OBJECTIVE: Repeat the lines that follow, leaving nothing out.

INFORMATION SHOWN:
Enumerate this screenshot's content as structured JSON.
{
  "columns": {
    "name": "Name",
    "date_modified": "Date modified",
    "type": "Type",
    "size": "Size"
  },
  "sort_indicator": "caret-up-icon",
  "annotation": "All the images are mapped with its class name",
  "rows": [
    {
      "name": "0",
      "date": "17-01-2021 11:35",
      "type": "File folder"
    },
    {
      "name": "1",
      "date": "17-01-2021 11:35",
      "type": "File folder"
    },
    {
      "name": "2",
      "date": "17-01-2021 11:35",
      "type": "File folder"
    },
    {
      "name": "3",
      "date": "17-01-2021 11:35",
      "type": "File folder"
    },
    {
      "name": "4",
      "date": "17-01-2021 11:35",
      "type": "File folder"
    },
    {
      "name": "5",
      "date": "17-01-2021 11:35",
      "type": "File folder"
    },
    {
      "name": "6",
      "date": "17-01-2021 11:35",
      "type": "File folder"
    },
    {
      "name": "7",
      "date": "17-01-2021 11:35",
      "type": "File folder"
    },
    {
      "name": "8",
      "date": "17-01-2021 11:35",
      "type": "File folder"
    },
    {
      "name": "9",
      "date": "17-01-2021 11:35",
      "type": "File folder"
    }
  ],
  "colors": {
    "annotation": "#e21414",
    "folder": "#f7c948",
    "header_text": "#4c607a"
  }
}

ANSWER TO THIS EXERCISE:
Enumerate this screenshot's content as structured JSON.
{
  "columns": {
    "name": "Name",
    "date_modified": "Date modified",
    "type": "Type",
    "size": "Size"
  },
  "sort_indicator": "caret-up-icon",
  "annotation": "All the images are mapped with its class name",
  "rows": [
    {
      "name": "0",
      "date": "17-01-2021 11:35",
      "type": "File folder"
    },
    {
      "name": "1",
      "date": "17-01-2021 11:35",
      "type": "File folder"
    },
    {
      "name": "2",
      "date": "17-01-2021 11:35",
      "type": "File folder"
    },
    {
      "name": "3",
      "date": "17-01-2021 11:35",
      "type": "File folder"
    },
    {
      "name": "4",
      "date": "17-01-2021 11:35",
      "type": "File folder"
    },
    {
      "name": "5",
      "date": "17-01-2021 11:35",
      "type": "File folder"
    },
    {
      "name": "6",
      "date": "17-01-2021 11:35",
      "type": "File folder"
    },
    {
      "name": "7",
      "date": "17-01-2021 11:35",
      "type": "File folder"
    },
    {
      "name": "8",
      "date": "17-01-2021 11:35",
      "type": "File folder"
    },
    {
      "name": "9",
      "date": "17-01-2021 11:35",
      "type": "File folder"
    }
  ],
  "colors": {
    "annotation": "#e21414",
    "folder": "#f7c948",
    "header_text": "#4c607a"
  }
}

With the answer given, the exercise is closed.